> [Instructions to follow] Give back the full listing, character for character, with no pictures.

> [Listed entries]
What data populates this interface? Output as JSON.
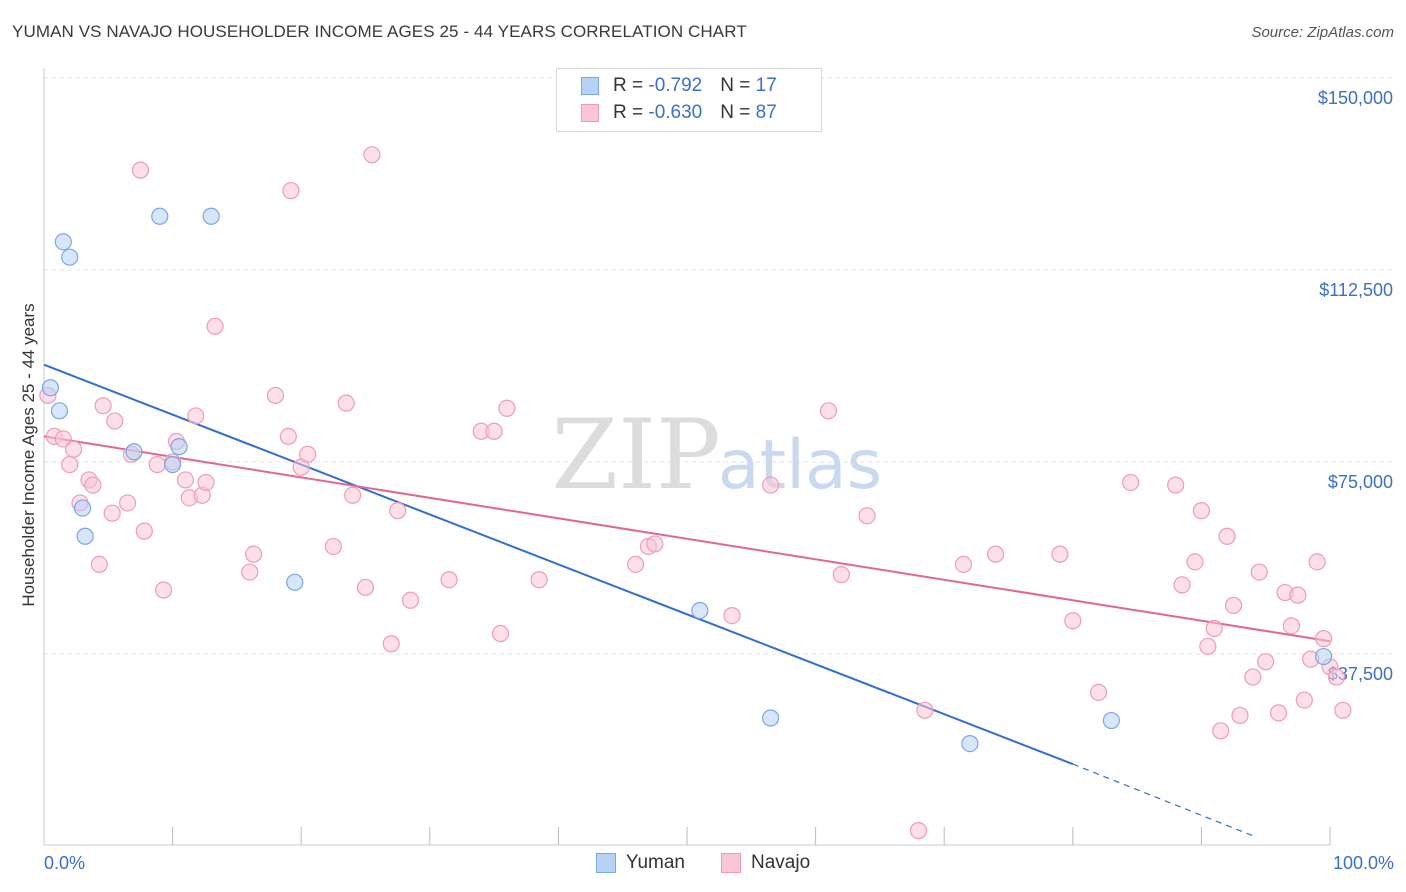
{
  "chart_data": {
    "type": "scatter",
    "title": "YUMAN VS NAVAJO HOUSEHOLDER INCOME AGES 25 - 44 YEARS CORRELATION CHART",
    "source": "Source: ZipAtlas.com",
    "xlabel": "",
    "ylabel": "Householder Income Ages 25 - 44 years",
    "xlim": [
      0,
      100
    ],
    "ylim": [
      0,
      157000
    ],
    "x_tick_labels": {
      "min": "0.0%",
      "max": "100.0%"
    },
    "y_ticks": [
      {
        "value": 37500,
        "label": "$37,500"
      },
      {
        "value": 75000,
        "label": "$75,000"
      },
      {
        "value": 112500,
        "label": "$112,500"
      },
      {
        "value": 150000,
        "label": "$150,000"
      }
    ],
    "grid": true,
    "watermark": {
      "zip": "ZIP",
      "atlas": "atlas"
    },
    "series": [
      {
        "name": "Yuman",
        "color": "#7aa7e8",
        "fill": "#b8d2f5",
        "line_color": "#2f6fcf",
        "R": "-0.792",
        "N": "17",
        "trend": {
          "x0": 0,
          "y0": 94000,
          "x1": 80,
          "y1": 16000,
          "dash_to_x": 94,
          "dash_to_y": 2000
        },
        "points": [
          [
            0.5,
            89500
          ],
          [
            1.5,
            118000
          ],
          [
            2.0,
            115000
          ],
          [
            1.2,
            85000
          ],
          [
            3.0,
            66000
          ],
          [
            3.2,
            60500
          ],
          [
            9.0,
            123000
          ],
          [
            13.0,
            123000
          ],
          [
            7.0,
            77000
          ],
          [
            10.0,
            74500
          ],
          [
            10.5,
            78000
          ],
          [
            19.5,
            51500
          ],
          [
            51.0,
            46000
          ],
          [
            56.5,
            25000
          ],
          [
            72.0,
            20000
          ],
          [
            83.0,
            24500
          ],
          [
            99.5,
            37000
          ]
        ]
      },
      {
        "name": "Navajo",
        "color": "#f19bb7",
        "fill": "#f8c6d6",
        "line_color": "#e2678f",
        "R": "-0.630",
        "N": "87",
        "trend": {
          "x0": 0,
          "y0": 80000,
          "x1": 100,
          "y1": 40000
        },
        "points": [
          [
            0.3,
            88000
          ],
          [
            0.8,
            80000
          ],
          [
            1.5,
            79500
          ],
          [
            2.0,
            74500
          ],
          [
            2.3,
            77500
          ],
          [
            2.8,
            67000
          ],
          [
            3.5,
            71500
          ],
          [
            3.8,
            70500
          ],
          [
            4.3,
            55000
          ],
          [
            4.6,
            86000
          ],
          [
            5.5,
            83000
          ],
          [
            5.3,
            65000
          ],
          [
            6.5,
            67000
          ],
          [
            6.8,
            76500
          ],
          [
            7.8,
            61500
          ],
          [
            8.8,
            74500
          ],
          [
            9.3,
            50000
          ],
          [
            7.5,
            132000
          ],
          [
            10.0,
            75000
          ],
          [
            10.3,
            79000
          ],
          [
            11.0,
            71500
          ],
          [
            11.3,
            68000
          ],
          [
            11.8,
            84000
          ],
          [
            12.3,
            68500
          ],
          [
            12.6,
            71000
          ],
          [
            13.3,
            101500
          ],
          [
            16.0,
            53500
          ],
          [
            16.3,
            57000
          ],
          [
            18.0,
            88000
          ],
          [
            19.0,
            80000
          ],
          [
            20.0,
            74000
          ],
          [
            20.5,
            76500
          ],
          [
            19.2,
            128000
          ],
          [
            22.5,
            58500
          ],
          [
            23.5,
            86500
          ],
          [
            24.0,
            68500
          ],
          [
            25.0,
            50500
          ],
          [
            25.5,
            135000
          ],
          [
            27.0,
            39500
          ],
          [
            27.5,
            65500
          ],
          [
            28.5,
            48000
          ],
          [
            31.5,
            52000
          ],
          [
            34.0,
            81000
          ],
          [
            35.0,
            81000
          ],
          [
            36.0,
            85500
          ],
          [
            35.5,
            41500
          ],
          [
            38.5,
            52000
          ],
          [
            46.0,
            55000
          ],
          [
            47.0,
            58500
          ],
          [
            47.5,
            59000
          ],
          [
            53.5,
            45000
          ],
          [
            56.5,
            70500
          ],
          [
            61.0,
            85000
          ],
          [
            62.0,
            53000
          ],
          [
            64.0,
            64500
          ],
          [
            68.5,
            26500
          ],
          [
            68.0,
            3000
          ],
          [
            71.5,
            55000
          ],
          [
            74.0,
            57000
          ],
          [
            79.0,
            57000
          ],
          [
            80.0,
            44000
          ],
          [
            82.0,
            30000
          ],
          [
            84.5,
            71000
          ],
          [
            88.0,
            70500
          ],
          [
            88.5,
            51000
          ],
          [
            89.5,
            55500
          ],
          [
            90.0,
            65500
          ],
          [
            90.5,
            39000
          ],
          [
            91.0,
            42500
          ],
          [
            91.5,
            22500
          ],
          [
            92.0,
            60500
          ],
          [
            92.5,
            47000
          ],
          [
            93.0,
            25500
          ],
          [
            94.0,
            33000
          ],
          [
            94.5,
            53500
          ],
          [
            95.0,
            36000
          ],
          [
            96.0,
            26000
          ],
          [
            96.5,
            49500
          ],
          [
            97.0,
            43000
          ],
          [
            97.5,
            49000
          ],
          [
            98.0,
            28500
          ],
          [
            98.5,
            36500
          ],
          [
            99.0,
            55500
          ],
          [
            99.5,
            40500
          ],
          [
            100.0,
            35000
          ],
          [
            100.5,
            33000
          ],
          [
            101.0,
            26500
          ]
        ]
      }
    ]
  }
}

> [Solved problem]
What data populates this interface? Output as JSON.
{
  "chart_data": {
    "type": "scatter",
    "title": "YUMAN VS NAVAJO HOUSEHOLDER INCOME AGES 25 - 44 YEARS CORRELATION CHART",
    "source": "Source: ZipAtlas.com",
    "xlabel": "",
    "ylabel": "Householder Income Ages 25 - 44 years",
    "xlim": [
      0,
      100
    ],
    "ylim": [
      0,
      157000
    ],
    "x_tick_labels": {
      "min": "0.0%",
      "max": "100.0%"
    },
    "y_ticks": [
      {
        "value": 37500,
        "label": "$37,500"
      },
      {
        "value": 75000,
        "label": "$75,000"
      },
      {
        "value": 112500,
        "label": "$112,500"
      },
      {
        "value": 150000,
        "label": "$150,000"
      }
    ],
    "grid": true,
    "watermark": {
      "zip": "ZIP",
      "atlas": "atlas"
    },
    "series": [
      {
        "name": "Yuman",
        "color": "#7aa7e8",
        "fill": "#b8d2f5",
        "line_color": "#2f6fcf",
        "R": "-0.792",
        "N": "17",
        "trend": {
          "x0": 0,
          "y0": 94000,
          "x1": 80,
          "y1": 16000,
          "dash_to_x": 94,
          "dash_to_y": 2000
        },
        "points": [
          [
            0.5,
            89500
          ],
          [
            1.5,
            118000
          ],
          [
            2.0,
            115000
          ],
          [
            1.2,
            85000
          ],
          [
            3.0,
            66000
          ],
          [
            3.2,
            60500
          ],
          [
            9.0,
            123000
          ],
          [
            13.0,
            123000
          ],
          [
            7.0,
            77000
          ],
          [
            10.0,
            74500
          ],
          [
            10.5,
            78000
          ],
          [
            19.5,
            51500
          ],
          [
            51.0,
            46000
          ],
          [
            56.5,
            25000
          ],
          [
            72.0,
            20000
          ],
          [
            83.0,
            24500
          ],
          [
            99.5,
            37000
          ]
        ]
      },
      {
        "name": "Navajo",
        "color": "#f19bb7",
        "fill": "#f8c6d6",
        "line_color": "#e2678f",
        "R": "-0.630",
        "N": "87",
        "trend": {
          "x0": 0,
          "y0": 80000,
          "x1": 100,
          "y1": 40000
        },
        "points": [
          [
            0.3,
            88000
          ],
          [
            0.8,
            80000
          ],
          [
            1.5,
            79500
          ],
          [
            2.0,
            74500
          ],
          [
            2.3,
            77500
          ],
          [
            2.8,
            67000
          ],
          [
            3.5,
            71500
          ],
          [
            3.8,
            70500
          ],
          [
            4.3,
            55000
          ],
          [
            4.6,
            86000
          ],
          [
            5.5,
            83000
          ],
          [
            5.3,
            65000
          ],
          [
            6.5,
            67000
          ],
          [
            6.8,
            76500
          ],
          [
            7.8,
            61500
          ],
          [
            8.8,
            74500
          ],
          [
            9.3,
            50000
          ],
          [
            7.5,
            132000
          ],
          [
            10.0,
            75000
          ],
          [
            10.3,
            79000
          ],
          [
            11.0,
            71500
          ],
          [
            11.3,
            68000
          ],
          [
            11.8,
            84000
          ],
          [
            12.3,
            68500
          ],
          [
            12.6,
            71000
          ],
          [
            13.3,
            101500
          ],
          [
            16.0,
            53500
          ],
          [
            16.3,
            57000
          ],
          [
            18.0,
            88000
          ],
          [
            19.0,
            80000
          ],
          [
            20.0,
            74000
          ],
          [
            20.5,
            76500
          ],
          [
            19.2,
            128000
          ],
          [
            22.5,
            58500
          ],
          [
            23.5,
            86500
          ],
          [
            24.0,
            68500
          ],
          [
            25.0,
            50500
          ],
          [
            25.5,
            135000
          ],
          [
            27.0,
            39500
          ],
          [
            27.5,
            65500
          ],
          [
            28.5,
            48000
          ],
          [
            31.5,
            52000
          ],
          [
            34.0,
            81000
          ],
          [
            35.0,
            81000
          ],
          [
            36.0,
            85500
          ],
          [
            35.5,
            41500
          ],
          [
            38.5,
            52000
          ],
          [
            46.0,
            55000
          ],
          [
            47.0,
            58500
          ],
          [
            47.5,
            59000
          ],
          [
            53.5,
            45000
          ],
          [
            56.5,
            70500
          ],
          [
            61.0,
            85000
          ],
          [
            62.0,
            53000
          ],
          [
            64.0,
            64500
          ],
          [
            68.5,
            26500
          ],
          [
            68.0,
            3000
          ],
          [
            71.5,
            55000
          ],
          [
            74.0,
            57000
          ],
          [
            79.0,
            57000
          ],
          [
            80.0,
            44000
          ],
          [
            82.0,
            30000
          ],
          [
            84.5,
            71000
          ],
          [
            88.0,
            70500
          ],
          [
            88.5,
            51000
          ],
          [
            89.5,
            55500
          ],
          [
            90.0,
            65500
          ],
          [
            90.5,
            39000
          ],
          [
            91.0,
            42500
          ],
          [
            91.5,
            22500
          ],
          [
            92.0,
            60500
          ],
          [
            92.5,
            47000
          ],
          [
            93.0,
            25500
          ],
          [
            94.0,
            33000
          ],
          [
            94.5,
            53500
          ],
          [
            95.0,
            36000
          ],
          [
            96.0,
            26000
          ],
          [
            96.5,
            49500
          ],
          [
            97.0,
            43000
          ],
          [
            97.5,
            49000
          ],
          [
            98.0,
            28500
          ],
          [
            98.5,
            36500
          ],
          [
            99.0,
            55500
          ],
          [
            99.5,
            40500
          ],
          [
            100.0,
            35000
          ],
          [
            100.5,
            33000
          ],
          [
            101.0,
            26500
          ]
        ]
      }
    ]
  }
}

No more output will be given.